§ Record set

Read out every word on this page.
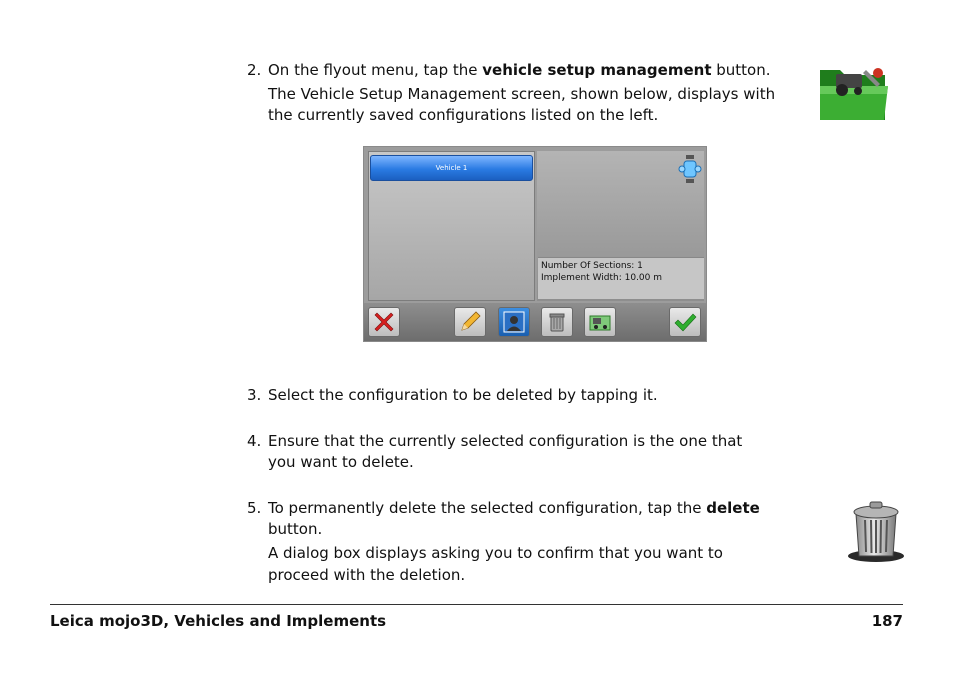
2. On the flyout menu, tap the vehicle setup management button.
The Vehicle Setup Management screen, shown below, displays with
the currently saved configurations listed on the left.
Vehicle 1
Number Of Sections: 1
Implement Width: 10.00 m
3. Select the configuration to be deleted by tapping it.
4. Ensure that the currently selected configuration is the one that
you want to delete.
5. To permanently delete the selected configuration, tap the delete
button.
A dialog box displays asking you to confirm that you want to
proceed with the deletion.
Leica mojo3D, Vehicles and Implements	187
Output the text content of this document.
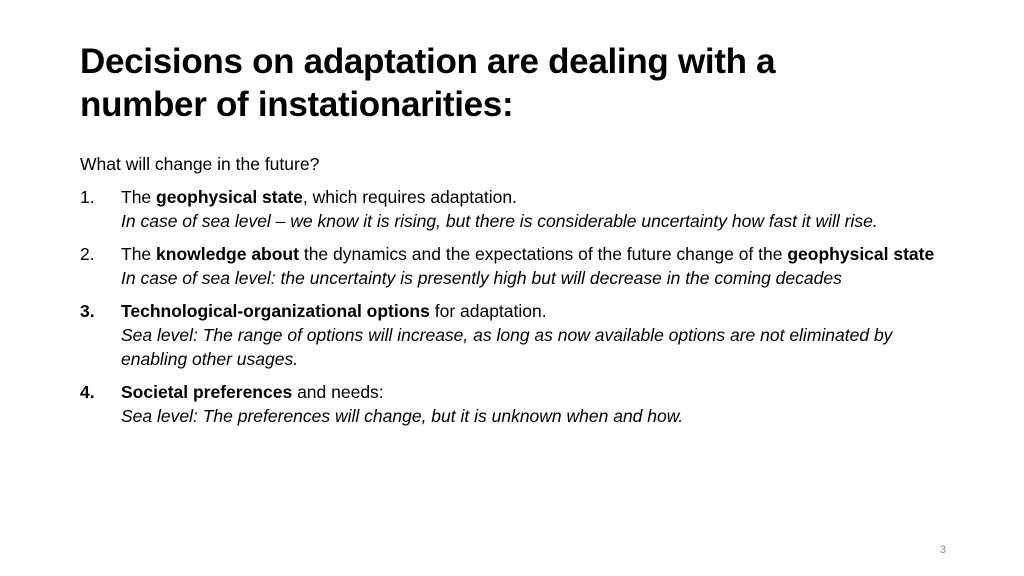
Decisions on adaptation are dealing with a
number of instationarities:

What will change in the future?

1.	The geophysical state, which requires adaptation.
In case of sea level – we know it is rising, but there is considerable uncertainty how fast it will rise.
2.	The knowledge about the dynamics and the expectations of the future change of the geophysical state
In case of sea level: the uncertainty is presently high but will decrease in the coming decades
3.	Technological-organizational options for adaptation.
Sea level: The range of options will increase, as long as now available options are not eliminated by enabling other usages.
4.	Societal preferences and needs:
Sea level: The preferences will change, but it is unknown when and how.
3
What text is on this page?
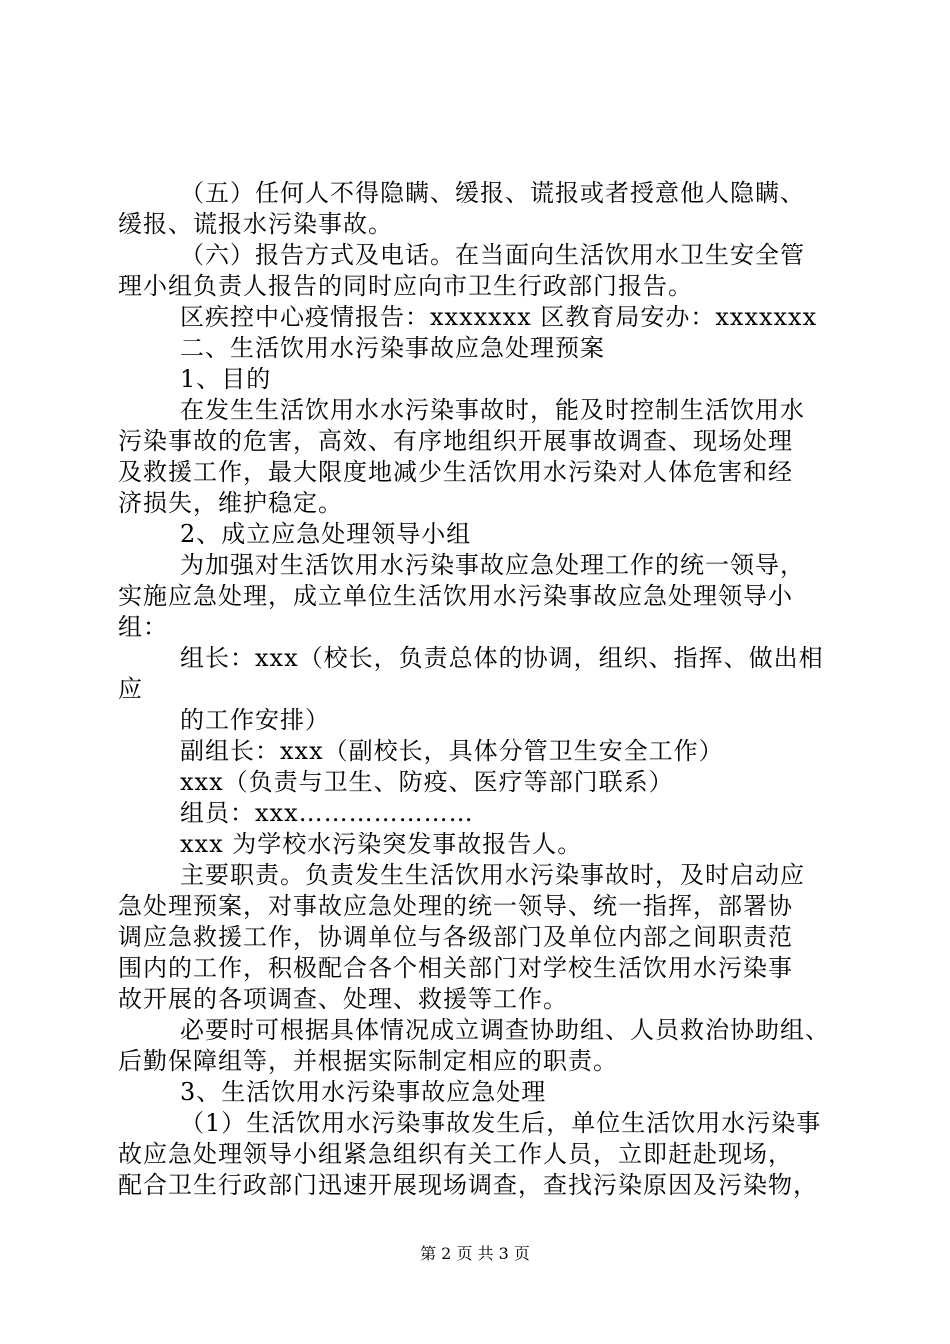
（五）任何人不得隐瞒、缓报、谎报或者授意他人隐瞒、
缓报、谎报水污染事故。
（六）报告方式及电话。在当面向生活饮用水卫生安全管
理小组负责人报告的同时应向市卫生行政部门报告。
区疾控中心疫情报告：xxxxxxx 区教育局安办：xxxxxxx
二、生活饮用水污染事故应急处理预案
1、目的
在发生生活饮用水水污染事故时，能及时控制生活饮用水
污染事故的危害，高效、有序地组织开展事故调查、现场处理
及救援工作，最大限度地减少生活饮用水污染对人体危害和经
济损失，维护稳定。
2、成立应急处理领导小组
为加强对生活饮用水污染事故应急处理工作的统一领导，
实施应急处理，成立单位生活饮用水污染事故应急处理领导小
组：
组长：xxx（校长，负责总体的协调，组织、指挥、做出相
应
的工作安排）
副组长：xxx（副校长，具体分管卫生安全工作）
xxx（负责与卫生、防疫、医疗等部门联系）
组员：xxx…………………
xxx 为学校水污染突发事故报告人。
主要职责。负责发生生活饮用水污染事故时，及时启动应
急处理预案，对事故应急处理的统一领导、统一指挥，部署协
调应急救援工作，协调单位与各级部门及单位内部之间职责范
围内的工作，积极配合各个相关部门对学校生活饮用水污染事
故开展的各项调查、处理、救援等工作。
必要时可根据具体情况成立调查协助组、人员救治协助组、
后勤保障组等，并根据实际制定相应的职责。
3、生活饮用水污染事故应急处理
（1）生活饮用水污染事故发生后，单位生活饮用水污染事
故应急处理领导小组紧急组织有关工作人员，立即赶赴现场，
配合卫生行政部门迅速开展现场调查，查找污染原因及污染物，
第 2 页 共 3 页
...
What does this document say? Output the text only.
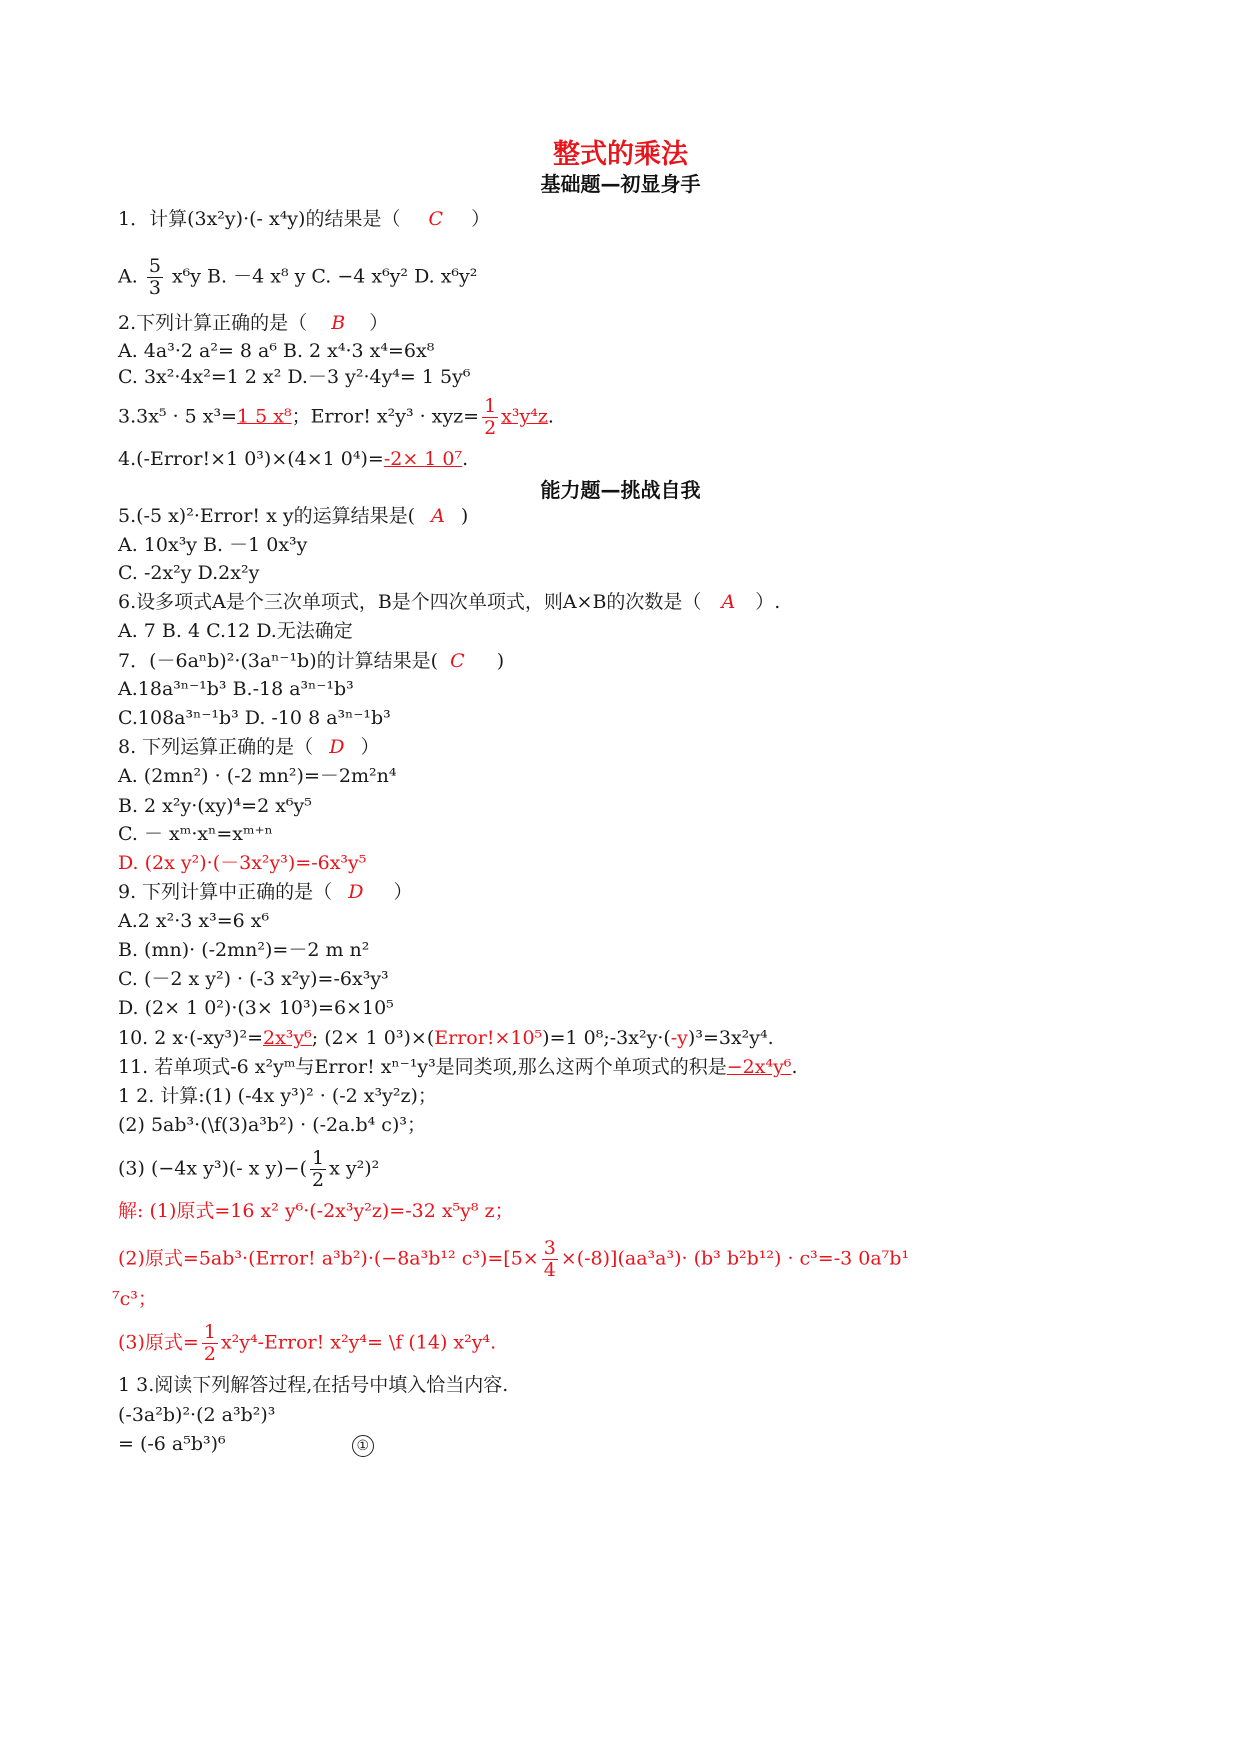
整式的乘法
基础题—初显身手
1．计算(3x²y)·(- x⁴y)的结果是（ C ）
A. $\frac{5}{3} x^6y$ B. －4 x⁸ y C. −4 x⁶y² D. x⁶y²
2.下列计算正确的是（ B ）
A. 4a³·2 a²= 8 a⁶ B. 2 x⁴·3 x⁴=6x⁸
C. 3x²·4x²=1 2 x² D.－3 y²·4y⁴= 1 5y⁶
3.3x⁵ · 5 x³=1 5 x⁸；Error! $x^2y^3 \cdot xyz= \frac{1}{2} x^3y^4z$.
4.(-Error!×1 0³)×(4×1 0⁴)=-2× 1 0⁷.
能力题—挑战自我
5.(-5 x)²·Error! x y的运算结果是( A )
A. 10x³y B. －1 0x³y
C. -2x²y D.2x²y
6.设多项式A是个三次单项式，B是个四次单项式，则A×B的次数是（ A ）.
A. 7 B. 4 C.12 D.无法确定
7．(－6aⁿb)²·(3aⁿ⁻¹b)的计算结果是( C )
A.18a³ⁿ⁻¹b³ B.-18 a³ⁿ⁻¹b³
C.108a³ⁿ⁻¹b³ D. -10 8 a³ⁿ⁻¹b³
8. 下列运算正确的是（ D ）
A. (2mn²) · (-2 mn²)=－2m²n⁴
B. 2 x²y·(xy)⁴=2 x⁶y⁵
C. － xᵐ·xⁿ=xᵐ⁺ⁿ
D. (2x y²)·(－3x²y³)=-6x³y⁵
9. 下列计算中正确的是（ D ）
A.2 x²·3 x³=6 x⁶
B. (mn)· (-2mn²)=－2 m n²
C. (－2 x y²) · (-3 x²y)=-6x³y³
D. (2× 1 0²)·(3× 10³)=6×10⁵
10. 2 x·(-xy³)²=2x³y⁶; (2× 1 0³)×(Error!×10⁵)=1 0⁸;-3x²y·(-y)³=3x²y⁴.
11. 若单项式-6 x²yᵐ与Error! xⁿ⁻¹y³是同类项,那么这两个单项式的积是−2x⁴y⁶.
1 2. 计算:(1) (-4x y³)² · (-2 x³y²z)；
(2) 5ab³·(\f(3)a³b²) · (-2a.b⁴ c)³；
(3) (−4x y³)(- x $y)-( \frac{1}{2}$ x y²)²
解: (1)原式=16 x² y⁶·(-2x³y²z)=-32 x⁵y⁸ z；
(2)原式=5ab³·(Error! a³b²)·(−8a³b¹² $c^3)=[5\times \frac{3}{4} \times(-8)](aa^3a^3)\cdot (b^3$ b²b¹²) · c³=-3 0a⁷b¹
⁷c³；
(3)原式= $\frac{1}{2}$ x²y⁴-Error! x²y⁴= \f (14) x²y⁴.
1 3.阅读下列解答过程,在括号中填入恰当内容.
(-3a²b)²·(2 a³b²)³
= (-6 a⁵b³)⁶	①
==
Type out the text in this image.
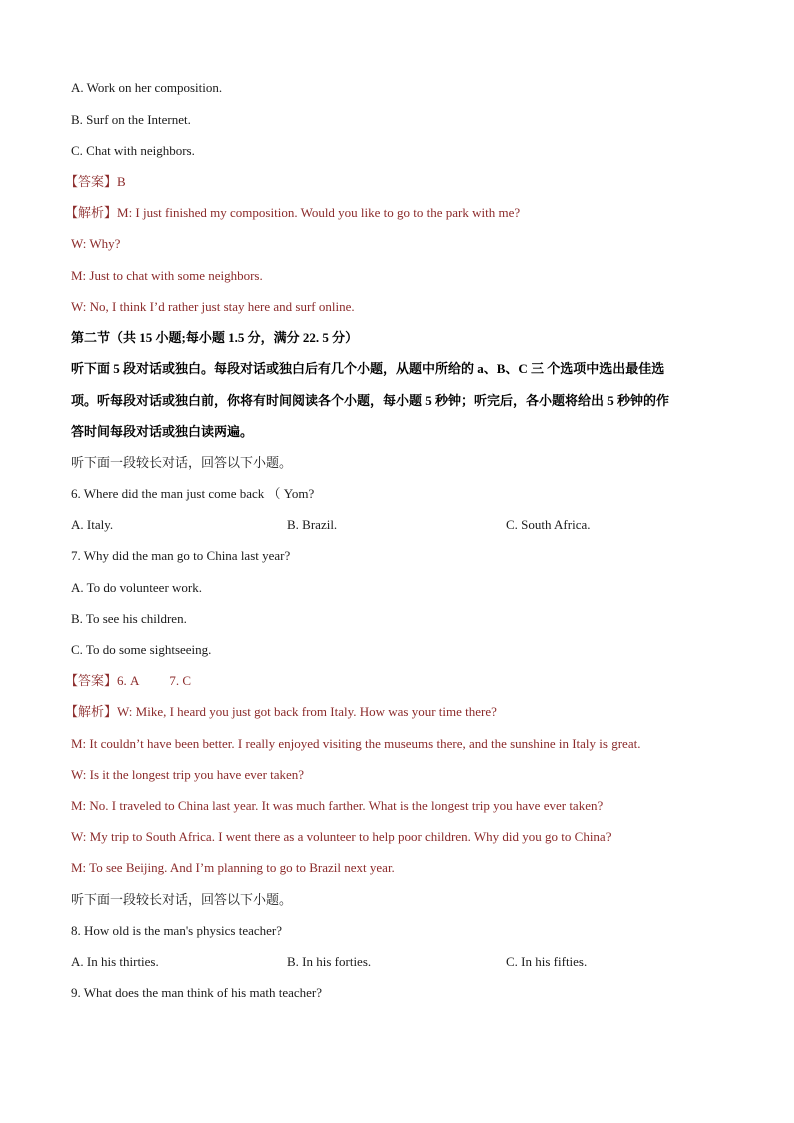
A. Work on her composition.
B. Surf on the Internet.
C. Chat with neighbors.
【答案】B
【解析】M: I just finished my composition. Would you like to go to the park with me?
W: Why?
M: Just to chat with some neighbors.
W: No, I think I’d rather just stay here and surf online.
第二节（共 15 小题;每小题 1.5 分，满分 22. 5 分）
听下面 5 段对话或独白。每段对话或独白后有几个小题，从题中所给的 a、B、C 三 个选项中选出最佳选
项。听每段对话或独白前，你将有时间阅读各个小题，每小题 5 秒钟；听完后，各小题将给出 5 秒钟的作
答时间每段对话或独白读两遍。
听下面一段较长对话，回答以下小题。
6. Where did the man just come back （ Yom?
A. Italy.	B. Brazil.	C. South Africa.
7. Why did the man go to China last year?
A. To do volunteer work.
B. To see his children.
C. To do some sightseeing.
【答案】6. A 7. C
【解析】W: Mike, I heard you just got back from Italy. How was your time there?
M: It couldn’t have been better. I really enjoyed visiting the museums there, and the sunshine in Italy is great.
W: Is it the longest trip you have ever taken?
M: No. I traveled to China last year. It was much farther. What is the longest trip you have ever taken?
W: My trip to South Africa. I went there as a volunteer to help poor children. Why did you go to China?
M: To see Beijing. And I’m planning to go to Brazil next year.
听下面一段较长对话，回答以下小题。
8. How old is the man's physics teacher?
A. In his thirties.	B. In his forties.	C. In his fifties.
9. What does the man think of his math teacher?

§ The task
Search the lines for the word "a³b²" and report how many contain it, by number only.

§ Solution to this exercise
3